## TASK TO COMPLETE:
Copy the lines below as they are; omit the images they contain.
** START DATA FOR THIS EXERCISE **
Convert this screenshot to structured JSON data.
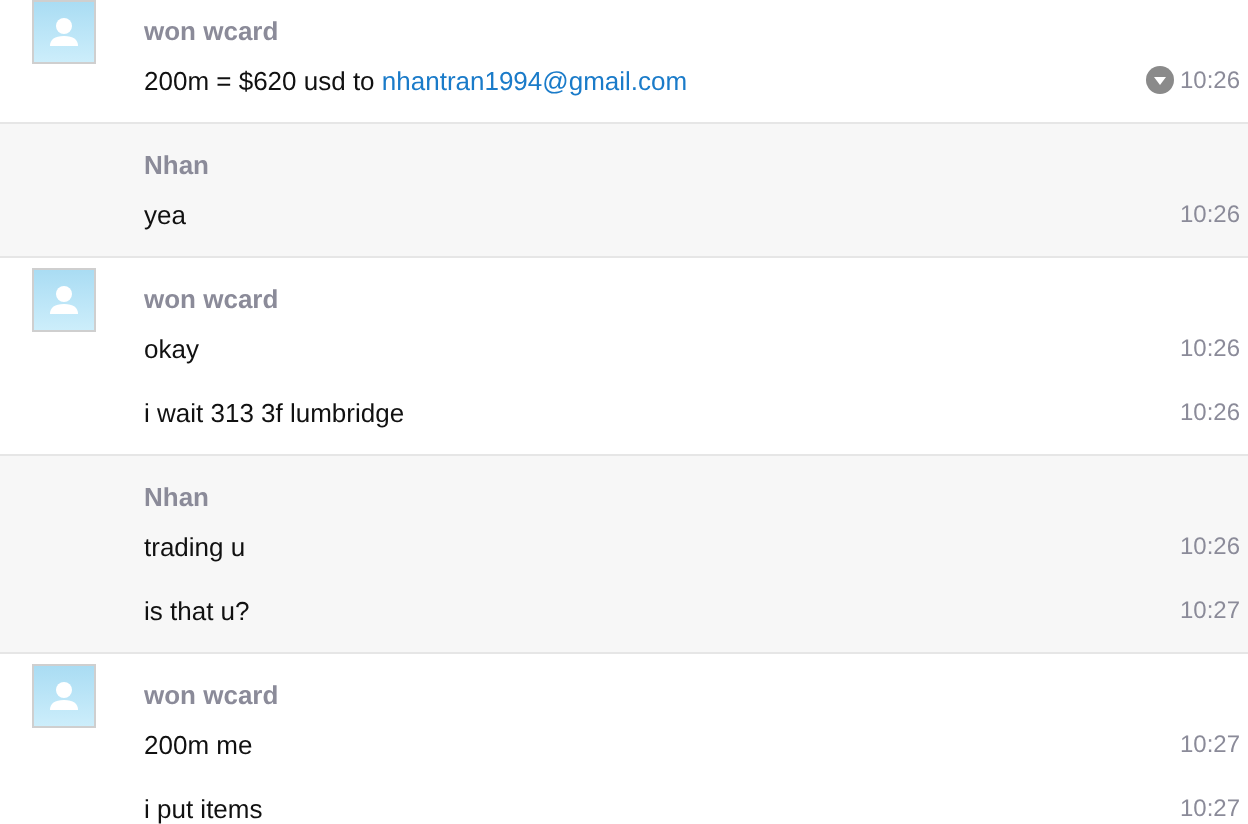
{
  "groups": [
    {
      "sender": "won wcard",
      "avatar": true,
      "color": "#ffffff",
      "messages": [
        {
          "parts": [
            {
              "kind": "text",
              "text": "200m = $620 usd to "
            },
            {
              "kind": "link",
              "text": "nhantran1994@gmail.com"
            }
          ],
          "time": "10:26",
          "menu": true
        }
      ]
    },
    {
      "sender": "Nhan",
      "avatar": false,
      "color": "#f7f7f7",
      "messages": [
        {
          "parts": [
            {
              "kind": "text",
              "text": "yea"
            }
          ],
          "time": "10:26",
          "menu": false
        }
      ]
    },
    {
      "sender": "won wcard",
      "avatar": true,
      "color": "#ffffff",
      "messages": [
        {
          "parts": [
            {
              "kind": "text",
              "text": "okay"
            }
          ],
          "time": "10:26",
          "menu": false
        },
        {
          "parts": [
            {
              "kind": "text",
              "text": "i wait 313 3f lumbridge"
            }
          ],
          "time": "10:26",
          "menu": false
        }
      ]
    },
    {
      "sender": "Nhan",
      "avatar": false,
      "color": "#f7f7f7",
      "messages": [
        {
          "parts": [
            {
              "kind": "text",
              "text": "trading u"
            }
          ],
          "time": "10:26",
          "menu": false
        },
        {
          "parts": [
            {
              "kind": "text",
              "text": "is that u?"
            }
          ],
          "time": "10:27",
          "menu": false
        }
      ]
    },
    {
      "sender": "won wcard",
      "avatar": true,
      "color": "#ffffff",
      "messages": [
        {
          "parts": [
            {
              "kind": "text",
              "text": "200m me"
            }
          ],
          "time": "10:27",
          "menu": false
        },
        {
          "parts": [
            {
              "kind": "text",
              "text": "i put items"
            }
          ],
          "time": "10:27",
          "menu": false
        }
      ]
    }
  ]
}
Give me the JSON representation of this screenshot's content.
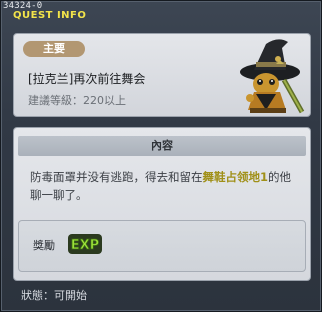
{
  "window": {
    "id": "34324-0",
    "title": "QUEST INFO"
  },
  "summary": {
    "category": "主要",
    "quest_name": "[拉克兰]再次前往舞会",
    "level_requirement": "建議等級：220以上",
    "npc_icon": "wizard-hat-npc-icon"
  },
  "content": {
    "header": "內容",
    "text_before": "防毒面罩并没有逃跑，得去和留在",
    "text_highlight": "舞鞋占领地1",
    "text_after": "的他聊一聊了。"
  },
  "reward": {
    "label": "獎勵",
    "type": "EXP",
    "icon": "exp-icon"
  },
  "status": {
    "text": "狀態：可開始"
  },
  "colors": {
    "title": "#f3e44a",
    "badge": "#b29772",
    "highlight": "#a09018",
    "exp_fill": "#9de23a"
  }
}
** END DATA FOR THIS EXERCISE **
## COMPLETE OUTPUT:
Convert this screenshot to structured JSON data.
{
  "groups": [
    {
      "sender": "won wcard",
      "avatar": true,
      "color": "#ffffff",
      "messages": [
        {
          "parts": [
            {
              "kind": "text",
              "text": "200m = $620 usd to "
            },
            {
              "kind": "link",
              "text": "nhantran1994@gmail.com"
            }
          ],
          "time": "10:26",
          "menu": true
        }
      ]
    },
    {
      "sender": "Nhan",
      "avatar": false,
      "color": "#f7f7f7",
      "messages": [
        {
          "parts": [
            {
              "kind": "text",
              "text": "yea"
            }
          ],
          "time": "10:26",
          "menu": false
        }
      ]
    },
    {
      "sender": "won wcard",
      "avatar": true,
      "color": "#ffffff",
      "messages": [
        {
          "parts": [
            {
              "kind": "text",
              "text": "okay"
            }
          ],
          "time": "10:26",
          "menu": false
        },
        {
          "parts": [
            {
              "kind": "text",
              "text": "i wait 313 3f lumbridge"
            }
          ],
          "time": "10:26",
          "menu": false
        }
      ]
    },
    {
      "sender": "Nhan",
      "avatar": false,
      "color": "#f7f7f7",
      "messages": [
        {
          "parts": [
            {
              "kind": "text",
              "text": "trading u"
            }
          ],
          "time": "10:26",
          "menu": false
        },
        {
          "parts": [
            {
              "kind": "text",
              "text": "is that u?"
            }
          ],
          "time": "10:27",
          "menu": false
        }
      ]
    },
    {
      "sender": "won wcard",
      "avatar": true,
      "color": "#ffffff",
      "messages": [
        {
          "parts": [
            {
              "kind": "text",
              "text": "200m me"
            }
          ],
          "time": "10:27",
          "menu": false
        },
        {
          "parts": [
            {
              "kind": "text",
              "text": "i put items"
            }
          ],
          "time": "10:27",
          "menu": false
        }
      ]
    }
  ]
}
Give me the JSON representation of this screenshot's content.
{
  "window": {
    "id": "34324-0",
    "title": "QUEST INFO"
  },
  "summary": {
    "category": "主要",
    "quest_name": "[拉克兰]再次前往舞会",
    "level_requirement": "建議等級：220以上",
    "npc_icon": "wizard-hat-npc-icon"
  },
  "content": {
    "header": "內容",
    "text_before": "防毒面罩并没有逃跑，得去和留在",
    "text_highlight": "舞鞋占领地1",
    "text_after": "的他聊一聊了。"
  },
  "reward": {
    "label": "獎勵",
    "type": "EXP",
    "icon": "exp-icon"
  },
  "status": {
    "text": "狀態：可開始"
  },
  "colors": {
    "title": "#f3e44a",
    "badge": "#b29772",
    "highlight": "#a09018",
    "exp_fill": "#9de23a"
  }
}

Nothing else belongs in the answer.